Requirement: Every record must be repeated exactly; omit any pictures they contain.

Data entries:
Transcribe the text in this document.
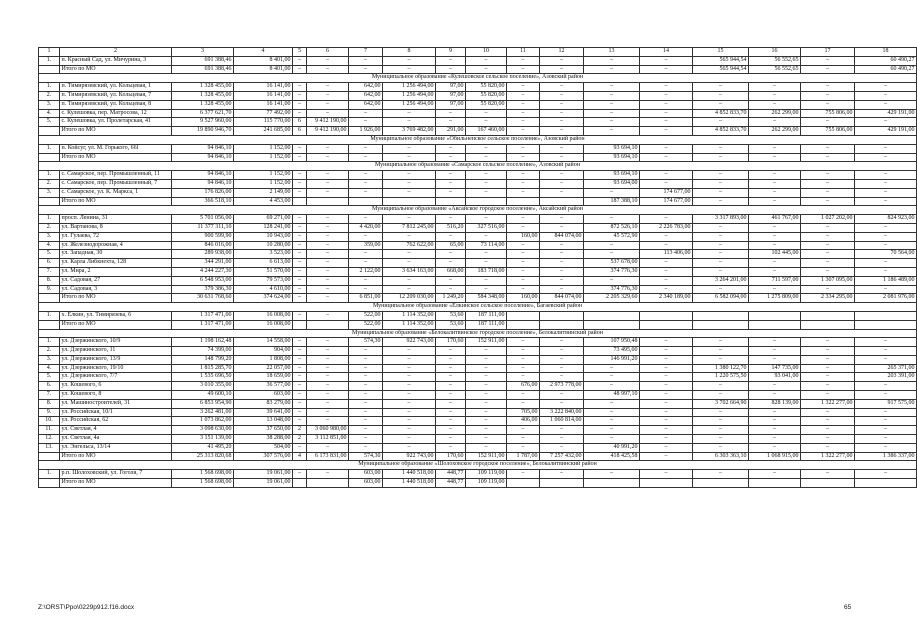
1	2	3	4	5	6	7	8	9	10	11	12	13	14	15	16	17	18
1.	п. Красный Сад, ул. Мичурина, 3	691 388,46	8 401,00	–	–	–	–	–	–	–	–	–	–	565 944,54	56 552,65	–	60 490,27
	Итого по МО	691 388,46	8 401,00	–	–	–	–	–	–	–	–	–	–	565 944,54	56 552,65	–	60 490,27
Муниципальное образование «Кулешовское сельское поселение», Азовский район																	
1.	п. Тимирязевский, ул. Кольцевая, 1	1 328 455,00	16 141,00	–	–	642,00	1 256 494,00	97,00	55 820,00	–	–	–	–	–	–	–	–
2.	п. Тимирязевский, ул. Кольцевая, 7	1 328 455,00	16 141,00	–	–	642,00	1 256 494,00	97,00	55 820,00	–	–	–	–	–	–	–	–
3.	п. Тимирязевский, ул. Кольцевая, 8	1 328 455,00	16 141,00	–	–	642,00	1 256 494,00	97,00	55 820,00	–	–	–	–	–	–	–	–
4.	с. Кулешовка, пер. Матросова, 12	6 377 621,70	77 492,00	–	–	–	–	–	–	–	–	–	–	4 852 833,70	262 299,00	755 806,00	429 191,00
5.	с. Кулешовка, ул. Пролетарская, 41	9 527 960,00	115 770,00	6	9 412 190,00	–	–	–	–	–	–	–	–	–	–	–	–
	Итого по МО	19 890 946,70	241 685,00	6	9 412 190,00	1 926,00	3 769 482,00	291,00	167 460,00	–	–	–	–	4 852 833,70	262 299,00	755 806,00	429 191,00
Муниципальное образование «Обильненское сельское поселение», Азовский район																	
1.	п. Койсуг, ул. М. Горького, 66l	94 846,10	1 152,00	–	–	–	–	–	–	–	–	93 694,10	–	–	–	–	–
	Итого по МО	94 846,10	1 152,00	–	–	–	–	–	–	–	–	93 694,10	–	–	–	–	–
Муниципальное образование «Самарское сельское поселение», Азовский район																	
1.	с. Самарское, пер. Промышленный, 11	94 846,10	1 152,00	–	–	–	–	–	–	–	–	93 694,10	–	–	–	–	–
2.	с. Самарское, пер. Промышленный, 7	94 846,10	1 152,00	–	–	–	–	–	–	–	–	93 694,00	–	–	–	–	–
3.	с. Самарское, ул. К. Маркса, 1	176 826,00	2 149,00	–	–	–	–	–	–	–	–	–	174 677,00	–	–	–	–
	Итого по МО	366 518,10	4 453,00									187 388,10	174 677,00	–	–	–	–
Муниципальное образование «Аксайское городское поселение», Аксайский район																	
1.	просп. Ленина, 31	5 701 056,00	69 271,00	–	–	–	–	–	–	–	–	–	–	3 317 893,00	461 767,00	1 027 202,00	824 923,00
2.	ул. Вартанова, 8	11 377 311,10	128 241,00	–	–	4 420,00	7 812 245,00	516,20	327 516,00	–	–	872 526,10	2 226 783,00	–	–	–	–
3.	ул. Гулаева, 72	900 599,90	10 943,00	–	–	–	–	–	–	160,00	844 074,00	45 572,90	–	–	–	–	–
4.	ул. Железнодорожная, 4	846 016,00	10 280,00	–	–	359,00	762 622,00	65,00	73 114,00	–	–	–	–	–	–	–	–
5.	ул. Западная, 30	289 938,00	3 523,00	–	–	–	–	–	–	–	–	–	113 406,00	–	102 445,00	–	70 564,00
6.	ул. Карла Либкнехта, 128	344 291,00	6 613,00	–	–	–	–	–	–	–	–	537 678,00	–	–	–	–	–
7.	ул. Мира, 2	4 244 227,30	51 570,00	–	–	2 122,00	3 634 163,00	668,00	183 718,00	–	–	374 776,30	–	–	–	–	–
8.	ул. Садовая, 27	6 548 953,00	79 573,00	–	–	–	–	–	–	–	–	–	–	3 264 201,00	711 597,00	1 307 095,00	1 186 489,00
9.	ул. Садовая, 3	379 386,30	4 610,00	–	–	–	–	–	–	–	–	374 776,30	–	–	–	–	–
	Итого по МО	30 631 768,60	374 624,00	–	–	6 851,00	12 209 030,00	1 249,20	584 348,00	160,00	844 074,00	2 205 329,60	2 340 189,00	6 582 094,00	1 275 809,00	2 334 295,00	2 081 976,00
Муниципальное образование «Елкинское сельское поселение», Багаевский район																	
1.	х. Ёлкин, ул. Тимирязева, 6	1 317 471,00	16 008,00	–	–	522,00	1 114 352,00	53,60	187 111,00								
	Итого по МО	1 317 471,00	16 008,00			522,00	1 114 352,00	53,60	187 111,00								
Муниципальное образование «Белокалитвинское городское поселение», Белокалитвинский район																	
1.	ул. Дзержинского, 10/9	1 198 162,48	14 558,00	–	–	574,30	922 743,00	170,60	152 911,00	–	–	107 950,48	–	–	–	–	–
2.	ул. Дзержинского, 11	74 399,00	904,00	–	–	–	–	–	–	–	–	73 495,00	–	–	–	–	–
3.	ул. Дзержинского, 13/9	148 799,20	1 808,00	–	–	–	–	–	–	–	–	146 991,20	–	–	–	–	–
4.	ул. Дзержинского, 19/10	1 815 285,70	22 057,00	–	–	–	–	–	–	–	–	–	–	1 380 122,70	147 735,00	–	265 371,00
5.	ул. Дзержинского, 7/7	1 535 696,50	18 659,00	–	–	–	–	–	–	–	–	–	–	1 220 575,50	93 041,00	–	203 391,00
6.	ул. Кошевого, 6	3 010 355,00	36 577,00	–	–	–	–	–	–	676,00	2 973 778,00	–	–	–	–	–	–
7.	ул. Кошевого, 8	49 600,10	603,00	–	–	–	–	–	–	–	–	48 997,10	–	–	–	–	–
8.	ул. Машиностроителей, 31	6 853 954,90	83 279,00	–	–	–	–	–	–	–	–	–	–	3 702 664,90	828 139,00	1 322 277,00	917 575,00
9.	ул. Российская, 10/1	3 262 481,00	39 641,00	–	–	–	–	–	–	705,00	3 222 840,00	–	–	–	–	–	–
10.	ул. Российская, 62	1 073 862,00	13 048,00	–	–	–	–	–	–	406,00	1 060 814,00	–	–	–	–	–	–
11.	ул. Светлая, 4	3 098 630,00	37 650,00	2	3 060 980,00	–	–	–	–	–	–	–	–	–	–	–	–
12.	ул. Светлая, 4а	3 151 139,00	38 288,00	2	3 112 851,00	–	–	–	–	–	–	–	–	–	–	–	–
13.	ул. Энгельса, 13/14	41 495,20	504,00	–	–	–	–	–	–	–	–	40 991,20	–	–	–	–	–
	Итого по МО	25 313 820,68	307 576,00	4	6 173 831,00	574,30	922 743,00	170,60	152 911,00	1 787,00	7 257 432,00	418 425,58	–	6 303 363,10	1 068 915,00	1 322 277,00	1 386 337,00
Муниципальное образование «Шолоховское городское поселение», Белокалитвинский район																	
1.	р.п. Шолоховский, ул. Гоголя, 7	1 568 698,00	19 061,00	–	–	603,00	1 440 518,00	448,77	109 119,00	–	–	–	–	–	–	–	–
	Итого по МО	1 568 698,00	19 061,00			603,00	1 440 518,00	448,77	109 119,00								
Z:\ORST\Ppo\0229p912.f16.docx	65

Response to this task:
Transcribe the text in this document.
1	2	3	4	5	6	7	8	9	10	11	12	13	14	15	16	17	18
1.	п. Красный Сад, ул. Мичурина, 3	691 388,46	8 401,00	–	–	–	–	–	–	–	–	–	–	565 944,54	56 552,65	–	60 490,27
	Итого по МО	691 388,46	8 401,00	–	–	–	–	–	–	–	–	–	–	565 944,54	56 552,65	–	60 490,27
Муниципальное образование «Кулешовское сельское поселение», Азовский район																	
1.	п. Тимирязевский, ул. Кольцевая, 1	1 328 455,00	16 141,00	–	–	642,00	1 256 494,00	97,00	55 820,00	–	–	–	–	–	–	–	–
2.	п. Тимирязевский, ул. Кольцевая, 7	1 328 455,00	16 141,00	–	–	642,00	1 256 494,00	97,00	55 820,00	–	–	–	–	–	–	–	–
3.	п. Тимирязевский, ул. Кольцевая, 8	1 328 455,00	16 141,00	–	–	642,00	1 256 494,00	97,00	55 820,00	–	–	–	–	–	–	–	–
4.	с. Кулешовка, пер. Матросова, 12	6 377 621,70	77 492,00	–	–	–	–	–	–	–	–	–	–	4 852 833,70	262 299,00	755 806,00	429 191,00
5.	с. Кулешовка, ул. Пролетарская, 41	9 527 960,00	115 770,00	6	9 412 190,00	–	–	–	–	–	–	–	–	–	–	–	–
	Итого по МО	19 890 946,70	241 685,00	6	9 412 190,00	1 926,00	3 769 482,00	291,00	167 460,00	–	–	–	–	4 852 833,70	262 299,00	755 806,00	429 191,00
Муниципальное образование «Обильненское сельское поселение», Азовский район																	
1.	п. Койсуг, ул. М. Горького, 66l	94 846,10	1 152,00	–	–	–	–	–	–	–	–	93 694,10	–	–	–	–	–
	Итого по МО	94 846,10	1 152,00	–	–	–	–	–	–	–	–	93 694,10	–	–	–	–	–
Муниципальное образование «Самарское сельское поселение», Азовский район																	
1.	с. Самарское, пер. Промышленный, 11	94 846,10	1 152,00	–	–	–	–	–	–	–	–	93 694,10	–	–	–	–	–
2.	с. Самарское, пер. Промышленный, 7	94 846,10	1 152,00	–	–	–	–	–	–	–	–	93 694,00	–	–	–	–	–
3.	с. Самарское, ул. К. Маркса, 1	176 826,00	2 149,00	–	–	–	–	–	–	–	–	–	174 677,00	–	–	–	–
	Итого по МО	366 518,10	4 453,00									187 388,10	174 677,00	–	–	–	–
Муниципальное образование «Аксайское городское поселение», Аксайский район																	
1.	просп. Ленина, 31	5 701 056,00	69 271,00	–	–	–	–	–	–	–	–	–	–	3 317 893,00	461 767,00	1 027 202,00	824 923,00
2.	ул. Вартанова, 8	11 377 311,10	128 241,00	–	–	4 420,00	7 812 245,00	516,20	327 516,00	–	–	872 526,10	2 226 783,00	–	–	–	–
3.	ул. Гулаева, 72	900 599,90	10 943,00	–	–	–	–	–	–	160,00	844 074,00	45 572,90	–	–	–	–	–
4.	ул. Железнодорожная, 4	846 016,00	10 280,00	–	–	359,00	762 622,00	65,00	73 114,00	–	–	–	–	–	–	–	–
5.	ул. Западная, 30	289 938,00	3 523,00	–	–	–	–	–	–	–	–	–	113 406,00	–	102 445,00	–	70 564,00
6.	ул. Карла Либкнехта, 128	344 291,00	6 613,00	–	–	–	–	–	–	–	–	537 678,00	–	–	–	–	–
7.	ул. Мира, 2	4 244 227,30	51 570,00	–	–	2 122,00	3 634 163,00	668,00	183 718,00	–	–	374 776,30	–	–	–	–	–
8.	ул. Садовая, 27	6 548 953,00	79 573,00	–	–	–	–	–	–	–	–	–	–	3 264 201,00	711 597,00	1 307 095,00	1 186 489,00
9.	ул. Садовая, 3	379 386,30	4 610,00	–	–	–	–	–	–	–	–	374 776,30	–	–	–	–	–
	Итого по МО	30 631 768,60	374 624,00	–	–	6 851,00	12 209 030,00	1 249,20	584 348,00	160,00	844 074,00	2 205 329,60	2 340 189,00	6 582 094,00	1 275 809,00	2 334 295,00	2 081 976,00
Муниципальное образование «Елкинское сельское поселение», Багаевский район																	
1.	х. Ёлкин, ул. Тимирязева, 6	1 317 471,00	16 008,00	–	–	522,00	1 114 352,00	53,60	187 111,00								
	Итого по МО	1 317 471,00	16 008,00			522,00	1 114 352,00	53,60	187 111,00								
Муниципальное образование «Белокалитвинское городское поселение», Белокалитвинский район																	
1.	ул. Дзержинского, 10/9	1 198 162,48	14 558,00	–	–	574,30	922 743,00	170,60	152 911,00	–	–	107 950,48	–	–	–	–	–
2.	ул. Дзержинского, 11	74 399,00	904,00	–	–	–	–	–	–	–	–	73 495,00	–	–	–	–	–
3.	ул. Дзержинского, 13/9	148 799,20	1 808,00	–	–	–	–	–	–	–	–	146 991,20	–	–	–	–	–
4.	ул. Дзержинского, 19/10	1 815 285,70	22 057,00	–	–	–	–	–	–	–	–	–	–	1 380 122,70	147 735,00	–	265 371,00
5.	ул. Дзержинского, 7/7	1 535 696,50	18 659,00	–	–	–	–	–	–	–	–	–	–	1 220 575,50	93 041,00	–	203 391,00
6.	ул. Кошевого, 6	3 010 355,00	36 577,00	–	–	–	–	–	–	676,00	2 973 778,00	–	–	–	–	–	–
7.	ул. Кошевого, 8	49 600,10	603,00	–	–	–	–	–	–	–	–	48 997,10	–	–	–	–	–
8.	ул. Машиностроителей, 31	6 853 954,90	83 279,00	–	–	–	–	–	–	–	–	–	–	3 702 664,90	828 139,00	1 322 277,00	917 575,00
9.	ул. Российская, 10/1	3 262 481,00	39 641,00	–	–	–	–	–	–	705,00	3 222 840,00	–	–	–	–	–	–
10.	ул. Российская, 62	1 073 862,00	13 048,00	–	–	–	–	–	–	406,00	1 060 814,00	–	–	–	–	–	–
11.	ул. Светлая, 4	3 098 630,00	37 650,00	2	3 060 980,00	–	–	–	–	–	–	–	–	–	–	–	–
12.	ул. Светлая, 4а	3 151 139,00	38 288,00	2	3 112 851,00	–	–	–	–	–	–	–	–	–	–	–	–
13.	ул. Энгельса, 13/14	41 495,20	504,00	–	–	–	–	–	–	–	–	40 991,20	–	–	–	–	–
	Итого по МО	25 313 820,68	307 576,00	4	6 173 831,00	574,30	922 743,00	170,60	152 911,00	1 787,00	7 257 432,00	418 425,58	–	6 303 363,10	1 068 915,00	1 322 277,00	1 386 337,00
Муниципальное образование «Шолоховское городское поселение», Белокалитвинский район																	
1.	р.п. Шолоховский, ул. Гоголя, 7	1 568 698,00	19 061,00	–	–	603,00	1 440 518,00	448,77	109 119,00	–	–	–	–	–	–	–	–
	Итого по МО	1 568 698,00	19 061,00			603,00	1 440 518,00	448,77	109 119,00								
Z:\ORST\Ppo\0229p912.f16.docx	65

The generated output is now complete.